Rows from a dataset
┄┄┄┄┄┄┄┄┄┄
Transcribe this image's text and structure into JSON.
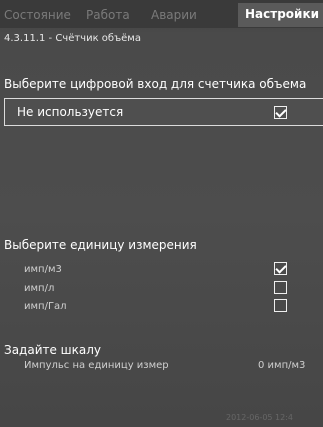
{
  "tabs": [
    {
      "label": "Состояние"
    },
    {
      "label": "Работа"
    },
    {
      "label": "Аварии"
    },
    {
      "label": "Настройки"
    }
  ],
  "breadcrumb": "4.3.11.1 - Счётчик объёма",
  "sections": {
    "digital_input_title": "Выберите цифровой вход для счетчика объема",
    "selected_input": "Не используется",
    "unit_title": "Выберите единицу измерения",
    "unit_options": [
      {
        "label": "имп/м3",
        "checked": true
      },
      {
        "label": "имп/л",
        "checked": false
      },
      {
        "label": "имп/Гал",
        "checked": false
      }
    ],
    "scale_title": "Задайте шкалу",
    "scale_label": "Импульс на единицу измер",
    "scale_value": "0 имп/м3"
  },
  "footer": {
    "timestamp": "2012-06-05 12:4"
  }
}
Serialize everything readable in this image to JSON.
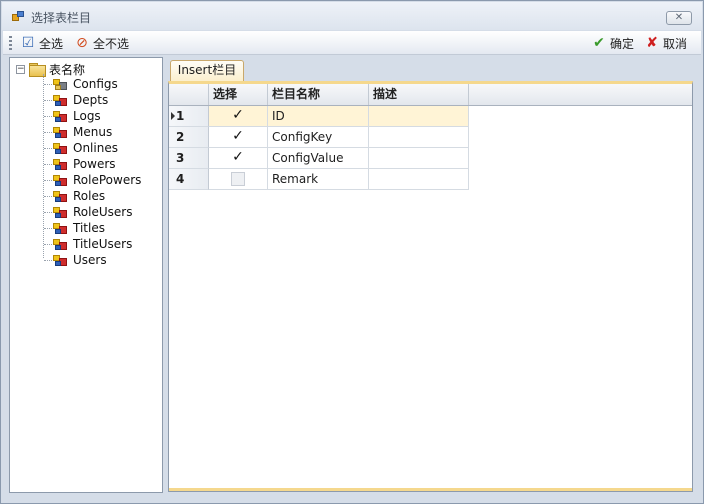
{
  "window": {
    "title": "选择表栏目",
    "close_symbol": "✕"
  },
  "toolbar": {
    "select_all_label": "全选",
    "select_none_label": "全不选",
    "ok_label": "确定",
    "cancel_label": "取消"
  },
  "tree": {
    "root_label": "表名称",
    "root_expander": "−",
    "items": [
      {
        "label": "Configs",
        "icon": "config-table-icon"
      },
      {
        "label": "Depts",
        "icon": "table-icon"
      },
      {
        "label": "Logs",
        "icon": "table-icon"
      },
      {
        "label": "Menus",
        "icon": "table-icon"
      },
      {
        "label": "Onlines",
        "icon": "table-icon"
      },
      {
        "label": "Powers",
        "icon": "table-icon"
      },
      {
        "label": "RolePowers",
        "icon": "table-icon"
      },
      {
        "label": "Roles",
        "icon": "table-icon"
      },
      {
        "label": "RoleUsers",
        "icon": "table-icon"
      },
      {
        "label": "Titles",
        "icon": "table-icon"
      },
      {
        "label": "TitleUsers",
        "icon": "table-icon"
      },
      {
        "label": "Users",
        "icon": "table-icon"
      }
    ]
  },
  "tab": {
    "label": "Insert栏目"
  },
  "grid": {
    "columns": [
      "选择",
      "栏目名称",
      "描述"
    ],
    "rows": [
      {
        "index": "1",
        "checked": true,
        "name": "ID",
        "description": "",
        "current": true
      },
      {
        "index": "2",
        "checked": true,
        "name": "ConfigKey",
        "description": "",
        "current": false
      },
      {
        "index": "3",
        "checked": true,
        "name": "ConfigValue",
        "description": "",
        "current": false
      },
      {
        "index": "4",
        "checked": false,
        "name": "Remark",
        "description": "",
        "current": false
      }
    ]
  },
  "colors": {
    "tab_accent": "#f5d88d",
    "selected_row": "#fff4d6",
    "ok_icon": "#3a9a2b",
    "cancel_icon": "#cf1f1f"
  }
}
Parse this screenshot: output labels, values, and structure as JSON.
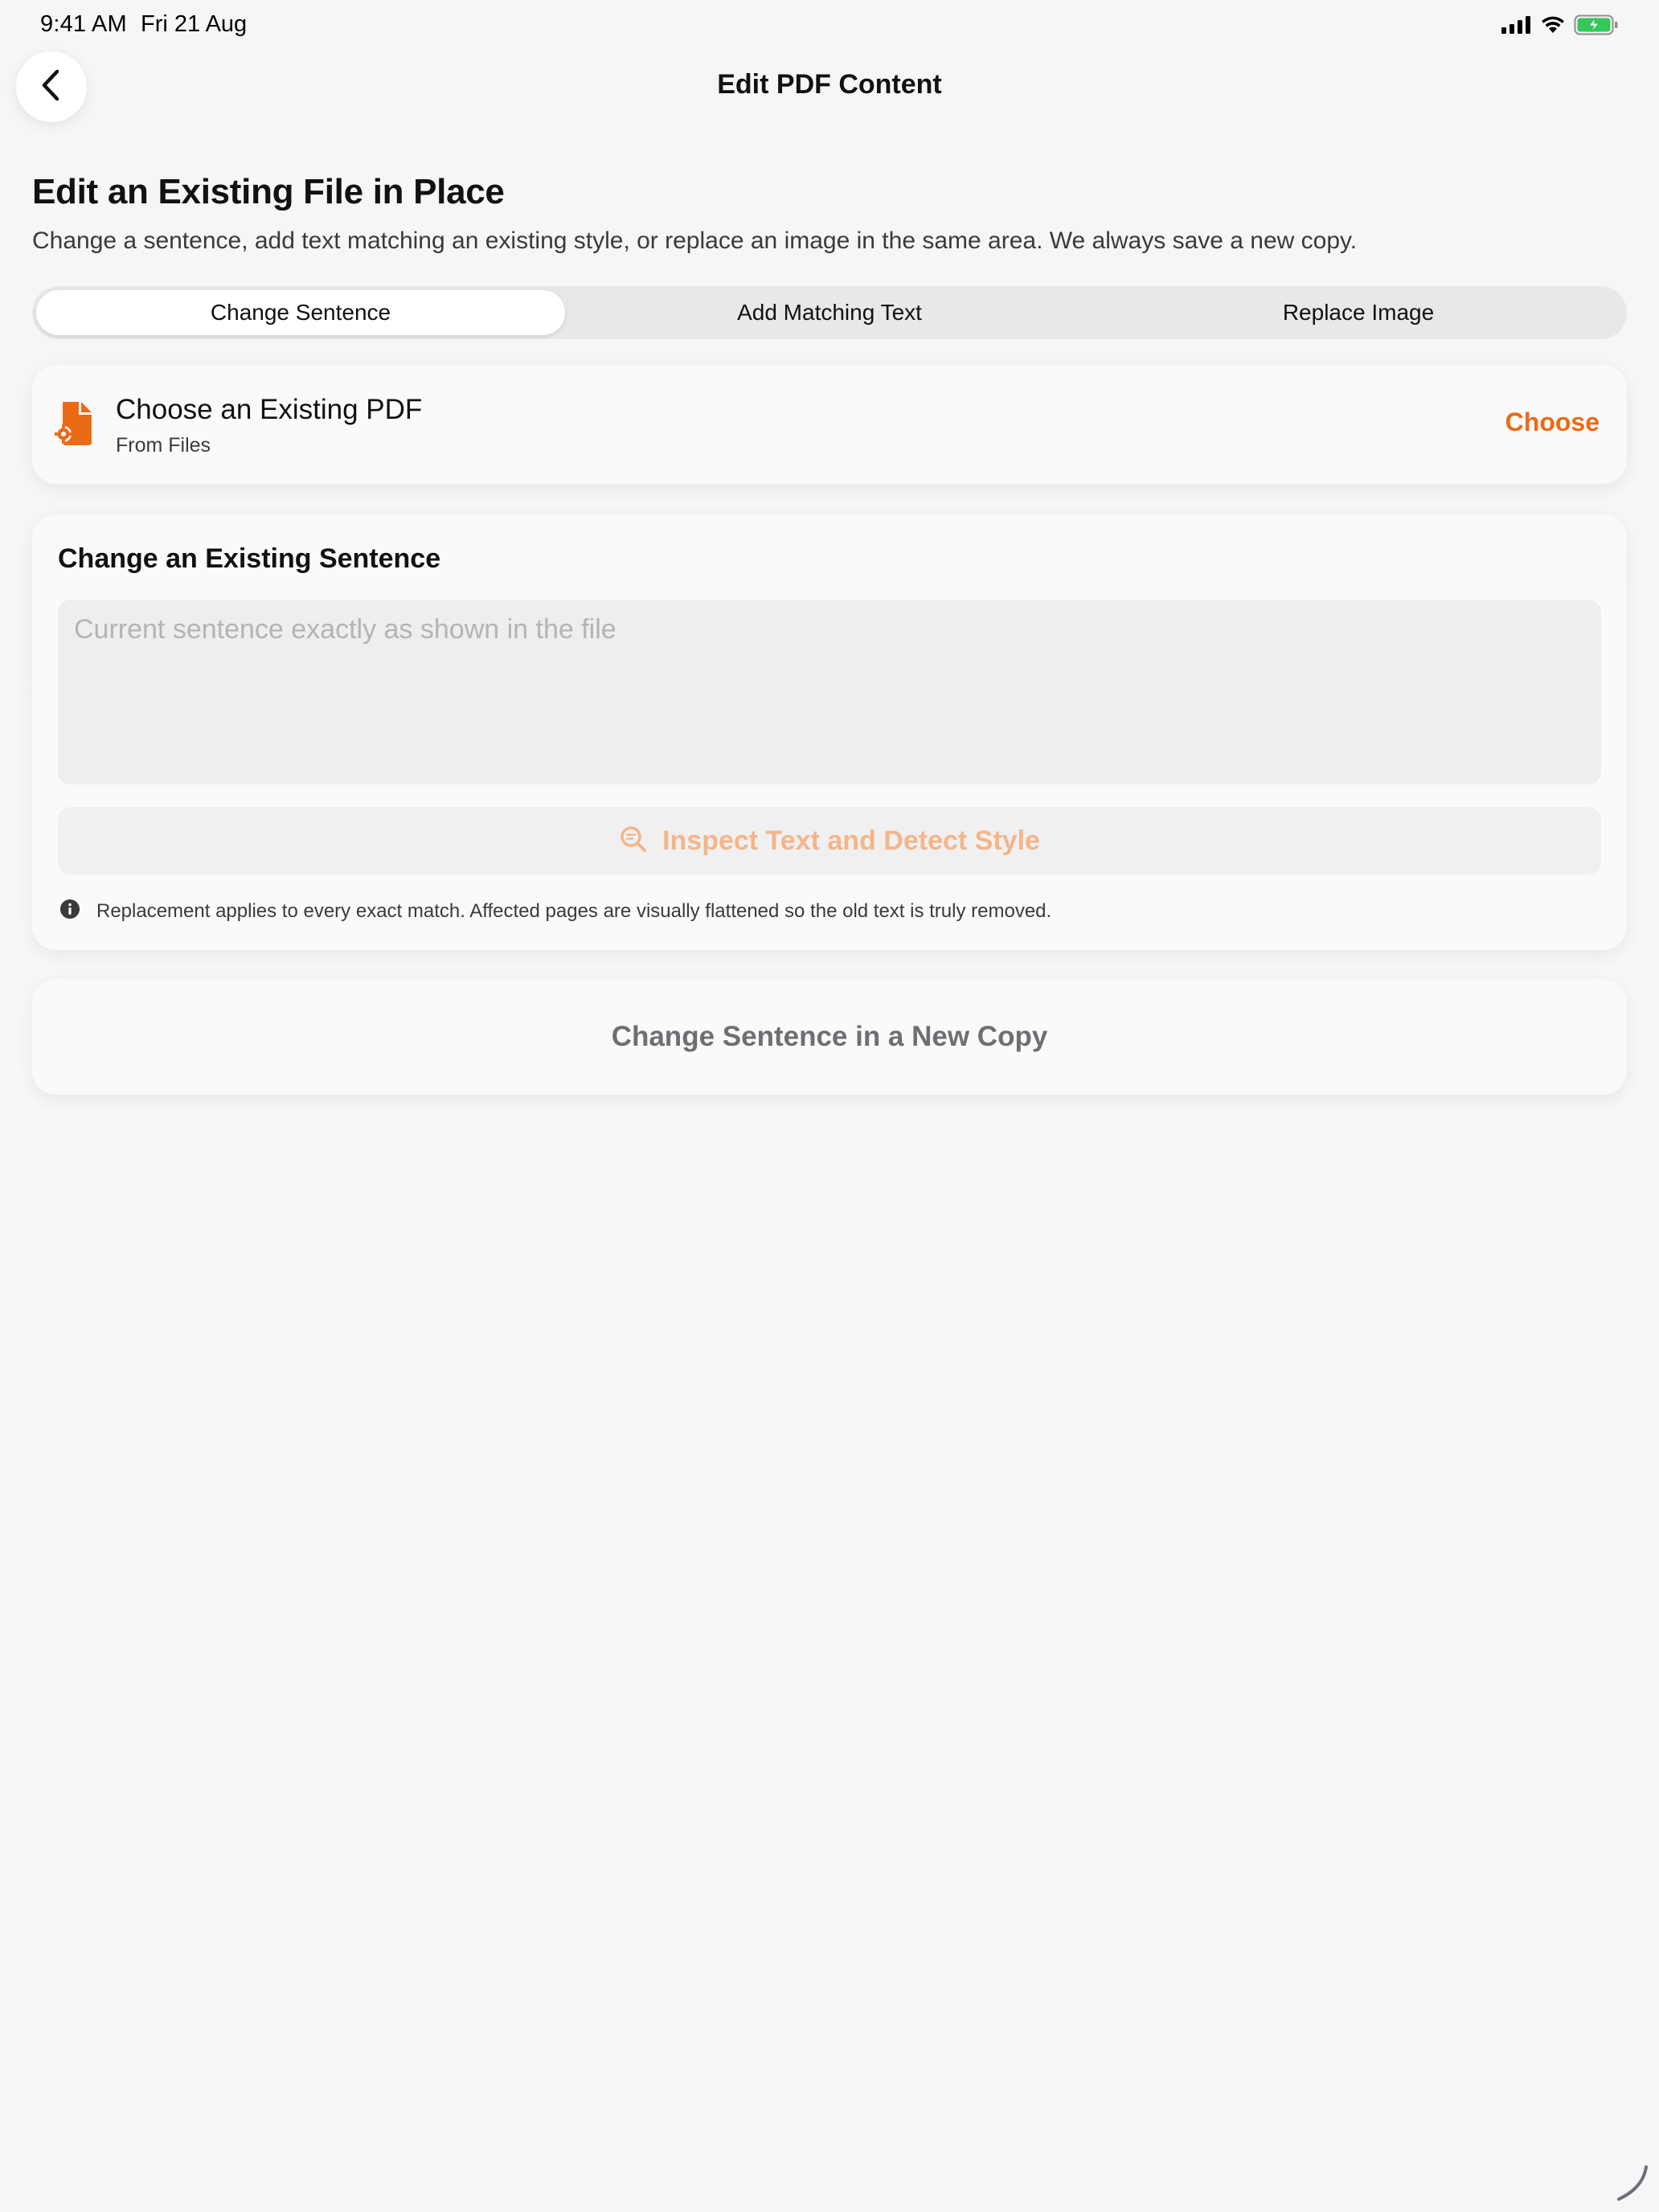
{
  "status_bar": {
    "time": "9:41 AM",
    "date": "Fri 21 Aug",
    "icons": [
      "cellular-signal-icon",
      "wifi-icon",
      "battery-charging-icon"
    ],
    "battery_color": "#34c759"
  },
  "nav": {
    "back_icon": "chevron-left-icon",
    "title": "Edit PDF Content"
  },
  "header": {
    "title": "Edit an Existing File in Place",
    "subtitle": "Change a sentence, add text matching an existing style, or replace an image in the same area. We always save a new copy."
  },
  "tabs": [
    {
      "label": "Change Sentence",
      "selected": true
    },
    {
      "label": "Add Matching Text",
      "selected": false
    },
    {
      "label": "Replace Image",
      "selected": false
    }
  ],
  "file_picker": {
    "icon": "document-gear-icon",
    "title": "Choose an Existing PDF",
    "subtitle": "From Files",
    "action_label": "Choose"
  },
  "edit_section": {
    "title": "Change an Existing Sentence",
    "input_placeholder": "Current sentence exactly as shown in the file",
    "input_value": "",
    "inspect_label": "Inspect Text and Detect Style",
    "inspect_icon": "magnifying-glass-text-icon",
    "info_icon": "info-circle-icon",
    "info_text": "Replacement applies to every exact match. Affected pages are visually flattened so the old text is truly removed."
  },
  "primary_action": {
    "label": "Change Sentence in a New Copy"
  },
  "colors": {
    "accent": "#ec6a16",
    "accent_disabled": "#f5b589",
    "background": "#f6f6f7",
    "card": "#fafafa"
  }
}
┄┄┄┄┄┄┄┄┄┄
◆ **Work to do**:
Apart from the pictures, the entries above are to be repeated in full and exactly.

◆ **Response**:
Transcribe this image's text and structure into JSON.
{
  "tabs": [
    {
      "label": "Состояние"
    },
    {
      "label": "Работа"
    },
    {
      "label": "Аварии"
    },
    {
      "label": "Настройки"
    }
  ],
  "breadcrumb": "4.3.11.1 - Счётчик объёма",
  "sections": {
    "digital_input_title": "Выберите цифровой вход для счетчика объема",
    "selected_input": "Не используется",
    "unit_title": "Выберите единицу измерения",
    "unit_options": [
      {
        "label": "имп/м3",
        "checked": true
      },
      {
        "label": "имп/л",
        "checked": false
      },
      {
        "label": "имп/Гал",
        "checked": false
      }
    ],
    "scale_title": "Задайте шкалу",
    "scale_label": "Импульс на единицу измер",
    "scale_value": "0 имп/м3"
  },
  "footer": {
    "timestamp": "2012-06-05 12:4"
  }
}
Serialize everything readable in this image to JSON.
{
  "window": {
    "title": "选择表栏目",
    "close_symbol": "✕"
  },
  "toolbar": {
    "select_all_label": "全选",
    "select_none_label": "全不选",
    "ok_label": "确定",
    "cancel_label": "取消"
  },
  "tree": {
    "root_label": "表名称",
    "root_expander": "−",
    "items": [
      {
        "label": "Configs",
        "icon": "config-table-icon"
      },
      {
        "label": "Depts",
        "icon": "table-icon"
      },
      {
        "label": "Logs",
        "icon": "table-icon"
      },
      {
        "label": "Menus",
        "icon": "table-icon"
      },
      {
        "label": "Onlines",
        "icon": "table-icon"
      },
      {
        "label": "Powers",
        "icon": "table-icon"
      },
      {
        "label": "RolePowers",
        "icon": "table-icon"
      },
      {
        "label": "Roles",
        "icon": "table-icon"
      },
      {
        "label": "RoleUsers",
        "icon": "table-icon"
      },
      {
        "label": "Titles",
        "icon": "table-icon"
      },
      {
        "label": "TitleUsers",
        "icon": "table-icon"
      },
      {
        "label": "Users",
        "icon": "table-icon"
      }
    ]
  },
  "tab": {
    "label": "Insert栏目"
  },
  "grid": {
    "columns": [
      "选择",
      "栏目名称",
      "描述"
    ],
    "rows": [
      {
        "index": "1",
        "checked": true,
        "name": "ID",
        "description": "",
        "current": true
      },
      {
        "index": "2",
        "checked": true,
        "name": "ConfigKey",
        "description": "",
        "current": false
      },
      {
        "index": "3",
        "checked": true,
        "name": "ConfigValue",
        "description": "",
        "current": false
      },
      {
        "index": "4",
        "checked": false,
        "name": "Remark",
        "description": "",
        "current": false
      }
    ]
  },
  "colors": {
    "tab_accent": "#f5d88d",
    "selected_row": "#fff4d6",
    "ok_icon": "#3a9a2b",
    "cancel_icon": "#cf1f1f"
  }
}
Parse this screenshot: output labels, values, and structure as JSON.
{
  "status_bar": {
    "time": "9:41 AM",
    "date": "Fri 21 Aug",
    "icons": [
      "cellular-signal-icon",
      "wifi-icon",
      "battery-charging-icon"
    ],
    "battery_color": "#34c759"
  },
  "nav": {
    "back_icon": "chevron-left-icon",
    "title": "Edit PDF Content"
  },
  "header": {
    "title": "Edit an Existing File in Place",
    "subtitle": "Change a sentence, add text matching an existing style, or replace an image in the same area. We always save a new copy."
  },
  "tabs": [
    {
      "label": "Change Sentence",
      "selected": true
    },
    {
      "label": "Add Matching Text",
      "selected": false
    },
    {
      "label": "Replace Image",
      "selected": false
    }
  ],
  "file_picker": {
    "icon": "document-gear-icon",
    "title": "Choose an Existing PDF",
    "subtitle": "From Files",
    "action_label": "Choose"
  },
  "edit_section": {
    "title": "Change an Existing Sentence",
    "input_placeholder": "Current sentence exactly as shown in the file",
    "input_value": "",
    "inspect_label": "Inspect Text and Detect Style",
    "inspect_icon": "magnifying-glass-text-icon",
    "info_icon": "info-circle-icon",
    "info_text": "Replacement applies to every exact match. Affected pages are visually flattened so the old text is truly removed."
  },
  "primary_action": {
    "label": "Change Sentence in a New Copy"
  },
  "colors": {
    "accent": "#ec6a16",
    "accent_disabled": "#f5b589",
    "background": "#f6f6f7",
    "card": "#fafafa"
  }
}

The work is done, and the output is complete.